*Task directions*:
Copy out the lines of the records below word for word, starting with the line that contains "FancyBboxPatch shape <box>77 183" and going on through the line that contains "Text: 30 to".

Box records for image elements:
↓↓↓
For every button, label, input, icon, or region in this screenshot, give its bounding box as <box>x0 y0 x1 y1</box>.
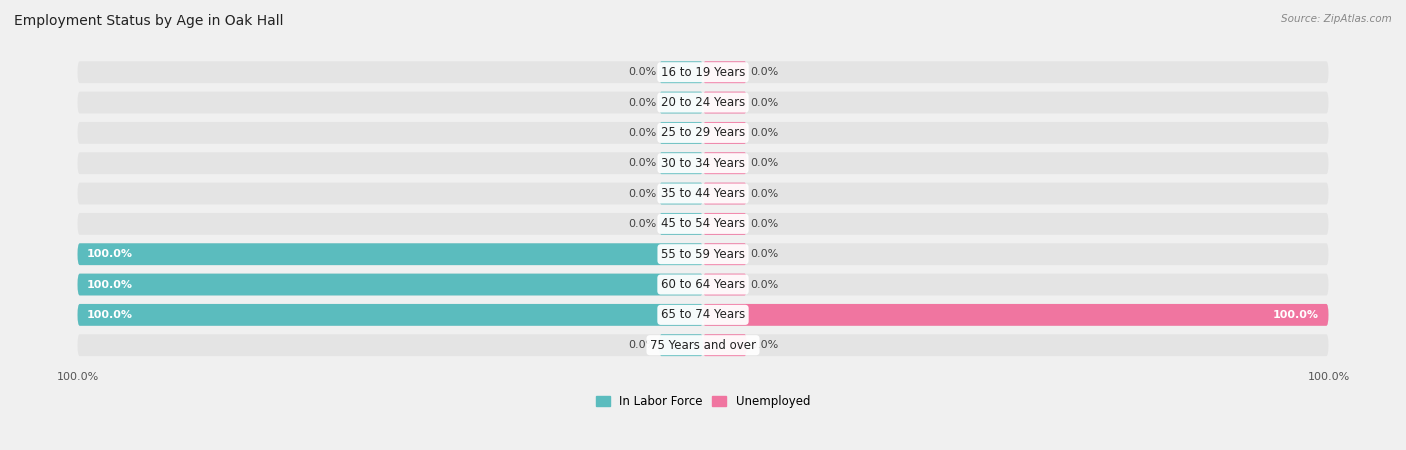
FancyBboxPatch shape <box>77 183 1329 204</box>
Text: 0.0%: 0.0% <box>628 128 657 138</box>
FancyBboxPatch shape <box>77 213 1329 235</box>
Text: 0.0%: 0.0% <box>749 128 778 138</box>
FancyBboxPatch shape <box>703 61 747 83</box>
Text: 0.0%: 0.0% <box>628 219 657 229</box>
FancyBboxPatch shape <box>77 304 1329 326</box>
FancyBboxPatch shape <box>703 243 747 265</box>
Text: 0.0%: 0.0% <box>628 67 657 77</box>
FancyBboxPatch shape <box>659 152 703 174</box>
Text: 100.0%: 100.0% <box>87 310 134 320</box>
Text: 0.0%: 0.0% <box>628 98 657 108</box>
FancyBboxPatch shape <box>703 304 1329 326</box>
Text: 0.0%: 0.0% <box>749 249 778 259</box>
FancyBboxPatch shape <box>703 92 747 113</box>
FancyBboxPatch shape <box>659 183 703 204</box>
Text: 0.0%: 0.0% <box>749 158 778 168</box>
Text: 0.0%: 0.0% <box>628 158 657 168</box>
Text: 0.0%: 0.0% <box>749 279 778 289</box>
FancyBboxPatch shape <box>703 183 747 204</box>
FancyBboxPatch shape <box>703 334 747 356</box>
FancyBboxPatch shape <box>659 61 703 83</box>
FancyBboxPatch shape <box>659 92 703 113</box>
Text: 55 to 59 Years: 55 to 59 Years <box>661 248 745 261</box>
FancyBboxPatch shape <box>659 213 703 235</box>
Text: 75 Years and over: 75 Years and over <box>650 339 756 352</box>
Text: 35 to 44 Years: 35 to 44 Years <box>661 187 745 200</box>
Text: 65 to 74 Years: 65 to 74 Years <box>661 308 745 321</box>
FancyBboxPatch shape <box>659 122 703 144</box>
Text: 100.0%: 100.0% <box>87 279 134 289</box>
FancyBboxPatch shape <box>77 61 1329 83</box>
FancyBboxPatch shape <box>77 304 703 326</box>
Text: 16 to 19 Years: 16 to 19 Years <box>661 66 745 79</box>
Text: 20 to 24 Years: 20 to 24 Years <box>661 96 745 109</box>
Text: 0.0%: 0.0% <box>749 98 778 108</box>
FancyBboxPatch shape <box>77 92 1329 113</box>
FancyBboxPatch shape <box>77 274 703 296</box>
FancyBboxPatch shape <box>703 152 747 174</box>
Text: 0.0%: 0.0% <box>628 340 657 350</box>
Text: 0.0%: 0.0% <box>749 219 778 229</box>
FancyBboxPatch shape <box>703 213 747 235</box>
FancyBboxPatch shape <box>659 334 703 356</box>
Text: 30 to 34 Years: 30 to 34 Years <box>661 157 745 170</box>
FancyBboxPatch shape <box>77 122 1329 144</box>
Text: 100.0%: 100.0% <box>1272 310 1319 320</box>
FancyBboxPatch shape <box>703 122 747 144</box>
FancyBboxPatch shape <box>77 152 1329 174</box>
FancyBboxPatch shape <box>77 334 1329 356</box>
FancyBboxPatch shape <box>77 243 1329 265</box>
↑↑↑
*Exercise answer*:
FancyBboxPatch shape <box>77 183 1329 204</box>
Text: 0.0%: 0.0% <box>628 128 657 138</box>
FancyBboxPatch shape <box>77 213 1329 235</box>
Text: 0.0%: 0.0% <box>749 128 778 138</box>
FancyBboxPatch shape <box>703 61 747 83</box>
Text: 0.0%: 0.0% <box>628 219 657 229</box>
FancyBboxPatch shape <box>77 304 1329 326</box>
FancyBboxPatch shape <box>703 243 747 265</box>
Text: 0.0%: 0.0% <box>628 67 657 77</box>
FancyBboxPatch shape <box>659 152 703 174</box>
Text: 100.0%: 100.0% <box>87 310 134 320</box>
Text: 0.0%: 0.0% <box>628 98 657 108</box>
FancyBboxPatch shape <box>703 304 1329 326</box>
Text: 0.0%: 0.0% <box>749 249 778 259</box>
FancyBboxPatch shape <box>703 92 747 113</box>
FancyBboxPatch shape <box>659 183 703 204</box>
Text: 0.0%: 0.0% <box>749 158 778 168</box>
Text: 0.0%: 0.0% <box>628 158 657 168</box>
Text: 0.0%: 0.0% <box>749 279 778 289</box>
FancyBboxPatch shape <box>703 183 747 204</box>
FancyBboxPatch shape <box>703 334 747 356</box>
FancyBboxPatch shape <box>659 61 703 83</box>
FancyBboxPatch shape <box>659 92 703 113</box>
Text: 55 to 59 Years: 55 to 59 Years <box>661 248 745 261</box>
FancyBboxPatch shape <box>659 213 703 235</box>
Text: 75 Years and over: 75 Years and over <box>650 339 756 352</box>
Text: 35 to 44 Years: 35 to 44 Years <box>661 187 745 200</box>
Text: 65 to 74 Years: 65 to 74 Years <box>661 308 745 321</box>
FancyBboxPatch shape <box>659 122 703 144</box>
Text: 100.0%: 100.0% <box>87 279 134 289</box>
FancyBboxPatch shape <box>77 61 1329 83</box>
FancyBboxPatch shape <box>77 304 703 326</box>
Text: 16 to 19 Years: 16 to 19 Years <box>661 66 745 79</box>
Text: 20 to 24 Years: 20 to 24 Years <box>661 96 745 109</box>
Text: 0.0%: 0.0% <box>749 98 778 108</box>
FancyBboxPatch shape <box>77 92 1329 113</box>
FancyBboxPatch shape <box>77 274 703 296</box>
FancyBboxPatch shape <box>703 152 747 174</box>
Text: 0.0%: 0.0% <box>628 340 657 350</box>
Text: 0.0%: 0.0% <box>749 219 778 229</box>
FancyBboxPatch shape <box>703 213 747 235</box>
FancyBboxPatch shape <box>659 334 703 356</box>
Text: 30 to 34 Years: 30 to 34 Years <box>661 157 745 170</box>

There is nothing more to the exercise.